§ TASK OBJECTIVE
Work through the data line by line, gathering every line that has the word "document".

++++ ROWS

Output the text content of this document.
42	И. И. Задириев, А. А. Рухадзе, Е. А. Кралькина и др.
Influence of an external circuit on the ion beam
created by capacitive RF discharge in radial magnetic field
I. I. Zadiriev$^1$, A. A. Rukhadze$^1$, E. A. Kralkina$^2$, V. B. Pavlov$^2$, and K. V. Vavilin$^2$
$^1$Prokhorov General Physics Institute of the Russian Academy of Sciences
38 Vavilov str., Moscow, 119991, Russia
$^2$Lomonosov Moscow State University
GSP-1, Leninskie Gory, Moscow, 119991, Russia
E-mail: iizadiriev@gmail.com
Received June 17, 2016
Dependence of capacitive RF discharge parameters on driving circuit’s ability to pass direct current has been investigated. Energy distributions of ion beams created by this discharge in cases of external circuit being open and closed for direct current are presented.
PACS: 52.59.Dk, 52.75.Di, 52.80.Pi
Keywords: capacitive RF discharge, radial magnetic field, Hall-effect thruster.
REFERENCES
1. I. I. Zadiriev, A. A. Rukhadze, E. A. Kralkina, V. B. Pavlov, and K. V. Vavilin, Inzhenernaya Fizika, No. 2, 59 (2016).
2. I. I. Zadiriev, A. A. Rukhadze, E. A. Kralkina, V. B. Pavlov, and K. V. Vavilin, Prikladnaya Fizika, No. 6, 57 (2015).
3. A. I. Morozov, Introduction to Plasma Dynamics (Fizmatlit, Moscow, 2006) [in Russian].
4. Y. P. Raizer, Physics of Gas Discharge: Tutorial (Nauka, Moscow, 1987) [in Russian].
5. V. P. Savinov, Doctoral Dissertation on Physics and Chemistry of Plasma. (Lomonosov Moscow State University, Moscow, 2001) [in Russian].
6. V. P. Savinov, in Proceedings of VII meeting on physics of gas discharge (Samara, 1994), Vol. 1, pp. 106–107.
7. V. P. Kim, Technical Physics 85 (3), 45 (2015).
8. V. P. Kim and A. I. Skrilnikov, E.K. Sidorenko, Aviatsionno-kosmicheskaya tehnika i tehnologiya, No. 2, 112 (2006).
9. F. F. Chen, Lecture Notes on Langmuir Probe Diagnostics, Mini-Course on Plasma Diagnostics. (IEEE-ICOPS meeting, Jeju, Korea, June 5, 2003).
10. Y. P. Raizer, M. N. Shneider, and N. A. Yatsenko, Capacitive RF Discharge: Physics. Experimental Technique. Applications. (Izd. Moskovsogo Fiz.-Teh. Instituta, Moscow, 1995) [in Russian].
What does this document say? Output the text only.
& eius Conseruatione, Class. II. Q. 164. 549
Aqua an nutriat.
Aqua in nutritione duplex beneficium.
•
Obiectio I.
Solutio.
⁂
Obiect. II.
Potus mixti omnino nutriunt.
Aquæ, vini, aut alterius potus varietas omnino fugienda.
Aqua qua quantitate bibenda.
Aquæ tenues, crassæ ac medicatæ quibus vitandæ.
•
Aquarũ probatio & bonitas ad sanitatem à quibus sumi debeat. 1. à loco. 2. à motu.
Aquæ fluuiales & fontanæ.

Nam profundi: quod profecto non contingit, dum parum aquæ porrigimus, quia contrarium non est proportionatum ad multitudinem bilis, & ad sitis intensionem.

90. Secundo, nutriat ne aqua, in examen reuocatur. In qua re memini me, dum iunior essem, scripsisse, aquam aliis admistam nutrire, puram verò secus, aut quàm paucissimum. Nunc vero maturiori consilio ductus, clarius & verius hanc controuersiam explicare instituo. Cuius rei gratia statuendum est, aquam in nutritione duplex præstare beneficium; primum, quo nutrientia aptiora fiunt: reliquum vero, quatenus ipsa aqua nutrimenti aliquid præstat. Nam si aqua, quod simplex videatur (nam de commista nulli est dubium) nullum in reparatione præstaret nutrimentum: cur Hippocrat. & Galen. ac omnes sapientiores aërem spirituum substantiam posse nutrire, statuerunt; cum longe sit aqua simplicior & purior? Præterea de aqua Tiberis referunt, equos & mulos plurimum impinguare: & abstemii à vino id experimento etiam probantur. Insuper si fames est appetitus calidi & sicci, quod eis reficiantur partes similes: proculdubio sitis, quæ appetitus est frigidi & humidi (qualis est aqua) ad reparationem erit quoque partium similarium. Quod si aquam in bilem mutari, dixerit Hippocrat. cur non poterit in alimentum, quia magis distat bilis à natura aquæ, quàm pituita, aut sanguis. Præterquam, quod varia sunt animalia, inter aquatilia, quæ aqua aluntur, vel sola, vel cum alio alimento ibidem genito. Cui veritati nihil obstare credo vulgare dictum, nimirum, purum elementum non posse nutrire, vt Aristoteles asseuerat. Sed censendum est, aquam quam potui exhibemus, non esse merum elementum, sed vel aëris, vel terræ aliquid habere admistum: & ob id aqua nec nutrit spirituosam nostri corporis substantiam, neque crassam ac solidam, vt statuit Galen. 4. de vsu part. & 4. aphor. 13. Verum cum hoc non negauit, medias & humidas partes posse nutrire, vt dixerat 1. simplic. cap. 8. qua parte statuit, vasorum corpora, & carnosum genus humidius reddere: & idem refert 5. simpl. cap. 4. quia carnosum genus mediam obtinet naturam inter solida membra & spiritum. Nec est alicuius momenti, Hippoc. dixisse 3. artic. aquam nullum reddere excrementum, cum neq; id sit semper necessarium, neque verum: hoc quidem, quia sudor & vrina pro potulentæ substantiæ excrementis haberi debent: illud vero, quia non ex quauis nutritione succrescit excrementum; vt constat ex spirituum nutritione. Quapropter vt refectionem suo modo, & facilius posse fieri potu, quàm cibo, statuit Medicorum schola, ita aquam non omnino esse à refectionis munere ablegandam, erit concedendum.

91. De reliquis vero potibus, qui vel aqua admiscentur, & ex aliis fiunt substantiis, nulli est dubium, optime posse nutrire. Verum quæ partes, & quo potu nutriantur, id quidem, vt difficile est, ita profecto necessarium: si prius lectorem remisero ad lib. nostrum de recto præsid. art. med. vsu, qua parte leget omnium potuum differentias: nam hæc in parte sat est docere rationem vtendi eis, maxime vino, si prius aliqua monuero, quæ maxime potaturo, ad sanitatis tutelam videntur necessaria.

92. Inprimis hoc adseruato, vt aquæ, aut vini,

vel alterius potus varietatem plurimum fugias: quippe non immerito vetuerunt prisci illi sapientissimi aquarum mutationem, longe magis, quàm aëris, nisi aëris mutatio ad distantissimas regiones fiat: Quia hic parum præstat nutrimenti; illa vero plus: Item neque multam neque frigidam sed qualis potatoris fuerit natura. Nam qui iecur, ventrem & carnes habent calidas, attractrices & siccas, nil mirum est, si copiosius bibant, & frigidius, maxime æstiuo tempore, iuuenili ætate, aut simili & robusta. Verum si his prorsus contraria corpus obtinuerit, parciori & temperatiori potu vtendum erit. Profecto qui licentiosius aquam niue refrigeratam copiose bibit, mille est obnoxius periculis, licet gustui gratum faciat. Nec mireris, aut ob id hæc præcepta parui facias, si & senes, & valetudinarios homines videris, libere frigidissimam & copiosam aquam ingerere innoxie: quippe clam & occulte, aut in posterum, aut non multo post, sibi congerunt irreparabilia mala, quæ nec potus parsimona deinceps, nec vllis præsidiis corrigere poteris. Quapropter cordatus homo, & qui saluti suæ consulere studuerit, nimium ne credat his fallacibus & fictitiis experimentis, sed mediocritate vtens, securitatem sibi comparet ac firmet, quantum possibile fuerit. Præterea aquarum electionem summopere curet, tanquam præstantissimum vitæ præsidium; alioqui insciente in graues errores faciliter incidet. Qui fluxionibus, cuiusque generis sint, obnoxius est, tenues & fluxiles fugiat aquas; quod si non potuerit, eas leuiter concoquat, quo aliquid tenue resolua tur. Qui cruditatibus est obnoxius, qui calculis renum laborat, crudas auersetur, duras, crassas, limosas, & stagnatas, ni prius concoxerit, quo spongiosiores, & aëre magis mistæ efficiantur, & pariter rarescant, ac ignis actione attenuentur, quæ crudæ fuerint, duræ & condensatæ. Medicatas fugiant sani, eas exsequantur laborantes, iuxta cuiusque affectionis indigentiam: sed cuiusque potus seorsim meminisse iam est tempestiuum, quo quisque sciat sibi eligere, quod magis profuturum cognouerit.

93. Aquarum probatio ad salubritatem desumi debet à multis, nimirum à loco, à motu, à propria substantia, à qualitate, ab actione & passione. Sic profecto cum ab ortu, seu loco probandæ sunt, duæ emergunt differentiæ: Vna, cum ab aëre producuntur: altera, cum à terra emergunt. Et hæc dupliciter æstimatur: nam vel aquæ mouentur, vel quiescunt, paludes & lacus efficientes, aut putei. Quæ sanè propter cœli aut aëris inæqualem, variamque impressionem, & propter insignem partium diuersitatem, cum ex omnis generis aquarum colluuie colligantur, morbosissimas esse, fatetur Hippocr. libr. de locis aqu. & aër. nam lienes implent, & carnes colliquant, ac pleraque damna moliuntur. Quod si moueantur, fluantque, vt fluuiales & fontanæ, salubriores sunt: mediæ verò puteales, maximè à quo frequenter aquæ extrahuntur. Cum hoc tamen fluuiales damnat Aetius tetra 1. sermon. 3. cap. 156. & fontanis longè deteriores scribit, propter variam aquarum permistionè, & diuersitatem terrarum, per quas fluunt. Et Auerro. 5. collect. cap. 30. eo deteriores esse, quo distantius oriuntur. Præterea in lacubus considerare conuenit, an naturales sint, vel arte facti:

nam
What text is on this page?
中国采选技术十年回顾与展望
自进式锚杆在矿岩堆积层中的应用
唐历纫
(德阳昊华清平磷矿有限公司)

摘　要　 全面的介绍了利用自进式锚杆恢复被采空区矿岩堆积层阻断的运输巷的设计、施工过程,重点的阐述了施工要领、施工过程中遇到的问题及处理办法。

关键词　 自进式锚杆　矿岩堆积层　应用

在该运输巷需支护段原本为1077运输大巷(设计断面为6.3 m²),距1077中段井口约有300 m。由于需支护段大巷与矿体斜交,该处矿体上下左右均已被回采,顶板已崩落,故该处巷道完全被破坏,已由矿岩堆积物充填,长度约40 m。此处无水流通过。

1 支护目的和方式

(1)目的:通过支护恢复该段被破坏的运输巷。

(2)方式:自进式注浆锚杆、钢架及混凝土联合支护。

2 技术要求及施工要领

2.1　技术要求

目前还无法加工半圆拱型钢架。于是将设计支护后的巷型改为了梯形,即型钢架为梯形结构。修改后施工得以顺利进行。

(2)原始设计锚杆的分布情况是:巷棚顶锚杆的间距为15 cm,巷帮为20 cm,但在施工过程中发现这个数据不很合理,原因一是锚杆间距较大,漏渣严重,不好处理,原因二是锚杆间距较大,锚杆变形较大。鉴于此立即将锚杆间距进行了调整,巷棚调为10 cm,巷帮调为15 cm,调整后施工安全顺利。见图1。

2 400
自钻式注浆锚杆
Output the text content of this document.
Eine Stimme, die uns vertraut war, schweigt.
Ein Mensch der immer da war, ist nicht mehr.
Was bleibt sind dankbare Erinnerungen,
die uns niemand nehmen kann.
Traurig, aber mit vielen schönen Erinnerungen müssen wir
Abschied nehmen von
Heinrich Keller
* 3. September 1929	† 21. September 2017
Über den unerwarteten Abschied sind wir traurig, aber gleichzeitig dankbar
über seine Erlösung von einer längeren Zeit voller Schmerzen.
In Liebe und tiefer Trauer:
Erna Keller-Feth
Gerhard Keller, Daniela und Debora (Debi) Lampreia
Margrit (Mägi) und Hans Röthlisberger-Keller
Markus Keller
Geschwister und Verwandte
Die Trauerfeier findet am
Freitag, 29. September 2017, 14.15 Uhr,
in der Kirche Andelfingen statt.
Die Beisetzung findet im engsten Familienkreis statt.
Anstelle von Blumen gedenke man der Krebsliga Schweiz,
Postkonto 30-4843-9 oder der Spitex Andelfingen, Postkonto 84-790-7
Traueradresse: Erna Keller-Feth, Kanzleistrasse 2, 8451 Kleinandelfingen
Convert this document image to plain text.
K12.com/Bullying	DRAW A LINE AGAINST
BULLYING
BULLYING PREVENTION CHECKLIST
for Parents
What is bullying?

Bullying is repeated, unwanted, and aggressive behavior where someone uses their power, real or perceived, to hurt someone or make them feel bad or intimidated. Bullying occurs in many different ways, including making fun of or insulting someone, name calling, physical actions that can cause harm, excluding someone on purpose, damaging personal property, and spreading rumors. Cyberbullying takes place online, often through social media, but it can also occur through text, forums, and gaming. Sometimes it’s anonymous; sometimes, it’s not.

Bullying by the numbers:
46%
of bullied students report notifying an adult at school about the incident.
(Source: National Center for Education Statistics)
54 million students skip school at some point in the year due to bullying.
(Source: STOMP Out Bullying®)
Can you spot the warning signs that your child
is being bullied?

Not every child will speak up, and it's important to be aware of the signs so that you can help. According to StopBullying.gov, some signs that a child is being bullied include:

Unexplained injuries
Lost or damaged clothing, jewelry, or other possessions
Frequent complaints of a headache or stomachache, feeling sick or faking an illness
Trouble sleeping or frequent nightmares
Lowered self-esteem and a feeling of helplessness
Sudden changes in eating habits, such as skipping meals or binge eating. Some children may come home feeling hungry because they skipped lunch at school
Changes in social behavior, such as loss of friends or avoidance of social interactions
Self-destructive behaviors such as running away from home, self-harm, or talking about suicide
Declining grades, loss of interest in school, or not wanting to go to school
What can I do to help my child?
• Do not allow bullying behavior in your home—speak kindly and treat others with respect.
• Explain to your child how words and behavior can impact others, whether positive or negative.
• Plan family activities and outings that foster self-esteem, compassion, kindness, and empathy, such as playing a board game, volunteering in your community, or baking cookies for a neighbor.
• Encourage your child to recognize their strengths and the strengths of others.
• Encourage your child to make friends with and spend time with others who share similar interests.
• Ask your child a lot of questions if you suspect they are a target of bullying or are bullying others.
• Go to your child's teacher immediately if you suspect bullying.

++++++++

§ TASK OUTPUT
Output the text content of this document.
What does this document say? Output the text only.
Output the text content of this document.
Convert this document image to plain text.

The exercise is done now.